#### Exercise
Find every line of the listing below where "channel" appears, and copy it.

***** Data to process *****

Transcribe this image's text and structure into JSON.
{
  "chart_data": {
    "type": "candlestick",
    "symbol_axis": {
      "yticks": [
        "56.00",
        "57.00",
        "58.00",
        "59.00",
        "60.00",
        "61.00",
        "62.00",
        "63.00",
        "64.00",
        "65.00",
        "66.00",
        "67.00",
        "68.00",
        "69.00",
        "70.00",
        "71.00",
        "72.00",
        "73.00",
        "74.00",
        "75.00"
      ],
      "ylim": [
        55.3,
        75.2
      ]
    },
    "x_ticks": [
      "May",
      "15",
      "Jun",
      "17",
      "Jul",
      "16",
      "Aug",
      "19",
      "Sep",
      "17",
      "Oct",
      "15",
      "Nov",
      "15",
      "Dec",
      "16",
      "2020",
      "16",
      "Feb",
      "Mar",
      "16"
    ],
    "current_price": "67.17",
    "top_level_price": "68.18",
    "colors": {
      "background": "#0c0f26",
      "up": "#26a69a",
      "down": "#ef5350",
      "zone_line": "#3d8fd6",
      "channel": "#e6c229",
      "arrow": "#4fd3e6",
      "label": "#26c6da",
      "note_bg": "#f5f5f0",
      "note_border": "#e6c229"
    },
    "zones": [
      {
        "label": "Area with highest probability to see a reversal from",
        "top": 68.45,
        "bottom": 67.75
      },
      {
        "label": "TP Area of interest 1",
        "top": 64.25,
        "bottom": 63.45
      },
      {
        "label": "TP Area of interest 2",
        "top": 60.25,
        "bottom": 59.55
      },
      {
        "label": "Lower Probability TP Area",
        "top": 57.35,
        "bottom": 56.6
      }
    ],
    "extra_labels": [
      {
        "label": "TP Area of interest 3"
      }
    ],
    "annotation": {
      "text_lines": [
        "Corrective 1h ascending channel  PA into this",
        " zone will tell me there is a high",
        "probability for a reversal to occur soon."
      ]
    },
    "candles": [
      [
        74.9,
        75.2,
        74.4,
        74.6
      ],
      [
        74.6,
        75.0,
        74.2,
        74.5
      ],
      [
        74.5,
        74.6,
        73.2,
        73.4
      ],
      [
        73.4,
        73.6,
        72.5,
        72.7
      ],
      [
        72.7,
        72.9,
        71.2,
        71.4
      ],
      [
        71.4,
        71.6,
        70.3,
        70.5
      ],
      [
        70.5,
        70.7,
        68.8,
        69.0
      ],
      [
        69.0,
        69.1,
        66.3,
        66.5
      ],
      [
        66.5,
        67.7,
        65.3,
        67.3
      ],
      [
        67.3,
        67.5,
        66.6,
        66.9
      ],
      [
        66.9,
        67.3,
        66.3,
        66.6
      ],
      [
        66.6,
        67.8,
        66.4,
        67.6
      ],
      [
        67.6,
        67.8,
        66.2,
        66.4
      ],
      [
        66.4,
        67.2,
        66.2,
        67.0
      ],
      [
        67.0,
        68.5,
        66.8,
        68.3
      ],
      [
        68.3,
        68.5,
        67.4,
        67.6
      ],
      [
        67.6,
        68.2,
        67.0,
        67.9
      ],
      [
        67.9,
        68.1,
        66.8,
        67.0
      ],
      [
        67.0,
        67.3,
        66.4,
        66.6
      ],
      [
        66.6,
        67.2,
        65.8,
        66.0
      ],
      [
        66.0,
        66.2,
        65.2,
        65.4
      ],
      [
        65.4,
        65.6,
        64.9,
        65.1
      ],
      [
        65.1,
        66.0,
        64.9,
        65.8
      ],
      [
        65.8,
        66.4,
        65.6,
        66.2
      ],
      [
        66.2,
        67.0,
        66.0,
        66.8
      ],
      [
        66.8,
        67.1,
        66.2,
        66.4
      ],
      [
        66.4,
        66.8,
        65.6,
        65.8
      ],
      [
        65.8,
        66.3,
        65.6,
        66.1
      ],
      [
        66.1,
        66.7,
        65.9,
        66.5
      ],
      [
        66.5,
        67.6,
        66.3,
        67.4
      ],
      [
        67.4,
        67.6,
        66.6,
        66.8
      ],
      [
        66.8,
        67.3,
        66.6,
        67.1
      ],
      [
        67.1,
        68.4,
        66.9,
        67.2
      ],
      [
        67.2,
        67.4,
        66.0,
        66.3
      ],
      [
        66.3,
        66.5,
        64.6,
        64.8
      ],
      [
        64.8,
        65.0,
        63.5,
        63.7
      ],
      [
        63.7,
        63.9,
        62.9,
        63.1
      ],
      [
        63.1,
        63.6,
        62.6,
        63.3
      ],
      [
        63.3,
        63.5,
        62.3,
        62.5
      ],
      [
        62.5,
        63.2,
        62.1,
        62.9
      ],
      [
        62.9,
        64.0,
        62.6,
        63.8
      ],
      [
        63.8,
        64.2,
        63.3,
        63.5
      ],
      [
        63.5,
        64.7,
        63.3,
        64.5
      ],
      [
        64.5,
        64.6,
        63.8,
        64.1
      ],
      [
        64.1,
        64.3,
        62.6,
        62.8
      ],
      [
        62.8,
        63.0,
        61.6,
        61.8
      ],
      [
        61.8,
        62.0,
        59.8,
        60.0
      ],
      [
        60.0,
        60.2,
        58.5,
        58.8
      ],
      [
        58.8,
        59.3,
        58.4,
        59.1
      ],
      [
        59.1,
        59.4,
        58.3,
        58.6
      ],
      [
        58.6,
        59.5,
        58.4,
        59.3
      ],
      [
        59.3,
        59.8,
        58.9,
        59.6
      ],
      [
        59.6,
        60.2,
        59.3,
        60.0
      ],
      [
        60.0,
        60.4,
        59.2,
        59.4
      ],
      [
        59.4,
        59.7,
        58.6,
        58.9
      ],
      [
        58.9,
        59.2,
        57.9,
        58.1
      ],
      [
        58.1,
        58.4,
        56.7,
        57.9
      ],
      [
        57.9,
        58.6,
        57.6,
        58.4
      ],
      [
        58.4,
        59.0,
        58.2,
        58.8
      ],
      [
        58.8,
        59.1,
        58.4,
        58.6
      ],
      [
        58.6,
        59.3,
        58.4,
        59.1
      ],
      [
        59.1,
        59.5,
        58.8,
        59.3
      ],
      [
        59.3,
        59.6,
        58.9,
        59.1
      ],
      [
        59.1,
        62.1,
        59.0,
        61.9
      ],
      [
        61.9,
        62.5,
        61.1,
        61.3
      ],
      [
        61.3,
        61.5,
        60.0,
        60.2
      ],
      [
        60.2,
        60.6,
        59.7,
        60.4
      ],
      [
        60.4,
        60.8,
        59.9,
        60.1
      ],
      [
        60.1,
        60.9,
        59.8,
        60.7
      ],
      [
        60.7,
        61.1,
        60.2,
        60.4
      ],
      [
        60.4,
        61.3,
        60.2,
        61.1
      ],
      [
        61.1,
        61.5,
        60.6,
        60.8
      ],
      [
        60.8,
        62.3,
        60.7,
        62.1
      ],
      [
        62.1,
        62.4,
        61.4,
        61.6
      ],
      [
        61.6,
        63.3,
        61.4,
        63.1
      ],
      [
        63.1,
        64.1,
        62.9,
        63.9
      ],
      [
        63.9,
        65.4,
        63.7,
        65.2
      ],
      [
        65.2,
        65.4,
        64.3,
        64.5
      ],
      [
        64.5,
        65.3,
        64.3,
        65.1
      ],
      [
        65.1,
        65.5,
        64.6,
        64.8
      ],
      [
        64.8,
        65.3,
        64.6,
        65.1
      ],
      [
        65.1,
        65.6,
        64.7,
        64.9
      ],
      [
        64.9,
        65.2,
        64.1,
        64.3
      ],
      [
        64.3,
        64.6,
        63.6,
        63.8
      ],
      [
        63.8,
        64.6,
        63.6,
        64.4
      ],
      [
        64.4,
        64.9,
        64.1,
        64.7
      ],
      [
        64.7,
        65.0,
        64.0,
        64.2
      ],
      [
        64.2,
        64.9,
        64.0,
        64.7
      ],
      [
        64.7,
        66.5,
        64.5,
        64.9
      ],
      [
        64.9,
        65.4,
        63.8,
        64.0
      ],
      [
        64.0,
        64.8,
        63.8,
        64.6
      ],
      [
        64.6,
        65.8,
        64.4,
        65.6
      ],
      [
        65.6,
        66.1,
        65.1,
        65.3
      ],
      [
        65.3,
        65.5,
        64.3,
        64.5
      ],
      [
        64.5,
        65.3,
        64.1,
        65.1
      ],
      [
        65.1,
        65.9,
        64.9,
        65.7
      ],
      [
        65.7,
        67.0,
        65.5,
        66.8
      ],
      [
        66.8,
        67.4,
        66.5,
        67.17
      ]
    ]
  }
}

*****

#### Result of this task
      "channel": "#e6c229",
        "Corrective 1h ascending channel  PA into this",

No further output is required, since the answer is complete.